↓↓↓

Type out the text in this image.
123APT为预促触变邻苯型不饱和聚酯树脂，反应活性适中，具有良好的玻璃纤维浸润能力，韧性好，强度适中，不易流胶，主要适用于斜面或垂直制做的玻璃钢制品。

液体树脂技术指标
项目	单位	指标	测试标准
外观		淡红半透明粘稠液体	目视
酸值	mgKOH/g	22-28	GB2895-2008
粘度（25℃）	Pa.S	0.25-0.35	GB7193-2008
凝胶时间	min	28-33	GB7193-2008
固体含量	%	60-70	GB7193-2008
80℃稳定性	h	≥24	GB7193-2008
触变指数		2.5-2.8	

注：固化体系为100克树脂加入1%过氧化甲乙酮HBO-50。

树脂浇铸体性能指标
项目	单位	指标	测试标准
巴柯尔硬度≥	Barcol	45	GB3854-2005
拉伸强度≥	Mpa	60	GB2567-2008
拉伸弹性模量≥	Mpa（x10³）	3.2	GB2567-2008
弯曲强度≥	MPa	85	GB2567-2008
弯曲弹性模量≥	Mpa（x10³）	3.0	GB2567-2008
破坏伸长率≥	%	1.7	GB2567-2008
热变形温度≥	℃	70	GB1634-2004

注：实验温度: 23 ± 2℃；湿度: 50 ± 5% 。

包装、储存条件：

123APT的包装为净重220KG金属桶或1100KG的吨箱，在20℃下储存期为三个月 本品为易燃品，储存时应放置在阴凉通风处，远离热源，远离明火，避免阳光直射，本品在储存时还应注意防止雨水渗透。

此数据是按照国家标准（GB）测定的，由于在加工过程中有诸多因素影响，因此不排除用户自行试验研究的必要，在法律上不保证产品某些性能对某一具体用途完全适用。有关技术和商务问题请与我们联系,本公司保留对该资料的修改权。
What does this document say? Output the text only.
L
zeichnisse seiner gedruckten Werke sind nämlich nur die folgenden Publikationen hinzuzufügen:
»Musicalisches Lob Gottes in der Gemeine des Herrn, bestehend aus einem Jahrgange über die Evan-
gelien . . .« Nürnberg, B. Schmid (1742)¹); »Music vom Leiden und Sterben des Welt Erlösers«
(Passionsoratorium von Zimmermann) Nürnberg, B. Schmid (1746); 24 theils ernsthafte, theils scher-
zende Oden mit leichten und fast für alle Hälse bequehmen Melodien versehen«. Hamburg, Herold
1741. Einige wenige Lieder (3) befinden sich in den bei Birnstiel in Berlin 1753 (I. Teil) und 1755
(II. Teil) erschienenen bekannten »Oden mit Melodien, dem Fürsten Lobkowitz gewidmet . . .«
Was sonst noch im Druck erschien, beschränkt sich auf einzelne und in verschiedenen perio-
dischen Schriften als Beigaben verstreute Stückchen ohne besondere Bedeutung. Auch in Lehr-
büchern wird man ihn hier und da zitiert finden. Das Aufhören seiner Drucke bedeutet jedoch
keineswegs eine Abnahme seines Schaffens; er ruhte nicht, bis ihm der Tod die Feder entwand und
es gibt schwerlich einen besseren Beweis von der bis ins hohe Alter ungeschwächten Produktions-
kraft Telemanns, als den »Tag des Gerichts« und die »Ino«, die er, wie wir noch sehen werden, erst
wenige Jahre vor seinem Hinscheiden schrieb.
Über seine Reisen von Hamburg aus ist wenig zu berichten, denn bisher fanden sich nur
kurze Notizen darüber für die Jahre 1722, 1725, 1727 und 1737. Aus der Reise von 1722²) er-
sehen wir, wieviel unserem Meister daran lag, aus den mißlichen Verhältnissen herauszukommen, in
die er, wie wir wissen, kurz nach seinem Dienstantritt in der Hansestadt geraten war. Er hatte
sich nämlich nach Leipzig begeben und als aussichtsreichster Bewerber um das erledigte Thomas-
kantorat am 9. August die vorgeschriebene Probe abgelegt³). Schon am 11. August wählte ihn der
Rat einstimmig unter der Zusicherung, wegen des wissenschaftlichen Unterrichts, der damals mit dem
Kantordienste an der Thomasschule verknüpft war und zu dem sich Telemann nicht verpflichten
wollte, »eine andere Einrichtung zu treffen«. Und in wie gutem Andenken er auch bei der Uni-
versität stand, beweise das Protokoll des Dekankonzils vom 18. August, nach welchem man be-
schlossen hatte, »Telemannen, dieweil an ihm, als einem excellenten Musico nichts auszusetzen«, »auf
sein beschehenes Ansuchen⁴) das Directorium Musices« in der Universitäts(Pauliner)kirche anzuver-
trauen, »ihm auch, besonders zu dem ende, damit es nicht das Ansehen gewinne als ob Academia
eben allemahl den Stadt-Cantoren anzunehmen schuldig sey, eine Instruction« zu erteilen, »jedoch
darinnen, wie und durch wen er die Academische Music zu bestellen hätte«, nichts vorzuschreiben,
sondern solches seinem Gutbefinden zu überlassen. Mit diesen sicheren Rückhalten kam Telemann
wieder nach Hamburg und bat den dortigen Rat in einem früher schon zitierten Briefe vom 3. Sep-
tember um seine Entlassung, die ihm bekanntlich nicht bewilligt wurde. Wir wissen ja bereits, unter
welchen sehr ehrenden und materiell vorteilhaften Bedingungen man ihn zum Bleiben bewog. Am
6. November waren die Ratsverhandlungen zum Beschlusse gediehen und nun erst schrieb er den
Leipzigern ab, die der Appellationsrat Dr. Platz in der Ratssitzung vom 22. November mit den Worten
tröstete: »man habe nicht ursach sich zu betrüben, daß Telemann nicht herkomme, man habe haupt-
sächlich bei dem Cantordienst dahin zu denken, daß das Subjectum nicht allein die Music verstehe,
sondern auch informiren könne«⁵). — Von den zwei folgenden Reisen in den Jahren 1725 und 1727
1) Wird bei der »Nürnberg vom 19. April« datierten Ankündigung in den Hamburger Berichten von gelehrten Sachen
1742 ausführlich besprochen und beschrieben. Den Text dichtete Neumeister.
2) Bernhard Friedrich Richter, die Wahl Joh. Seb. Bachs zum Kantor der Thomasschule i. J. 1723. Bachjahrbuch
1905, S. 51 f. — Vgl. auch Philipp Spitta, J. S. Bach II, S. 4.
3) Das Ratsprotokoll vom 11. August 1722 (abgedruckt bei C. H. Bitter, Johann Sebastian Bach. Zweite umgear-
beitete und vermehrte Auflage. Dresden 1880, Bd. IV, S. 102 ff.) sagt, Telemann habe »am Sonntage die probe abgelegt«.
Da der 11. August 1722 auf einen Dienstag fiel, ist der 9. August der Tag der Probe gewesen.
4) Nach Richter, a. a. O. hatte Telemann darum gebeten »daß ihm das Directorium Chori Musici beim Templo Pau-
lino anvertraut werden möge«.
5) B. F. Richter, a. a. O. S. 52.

↑↑↑

**REQUEST**
State how many lines of the listing include the word "wenige". Reply with the number alone.

**FULL OUTPUT**
2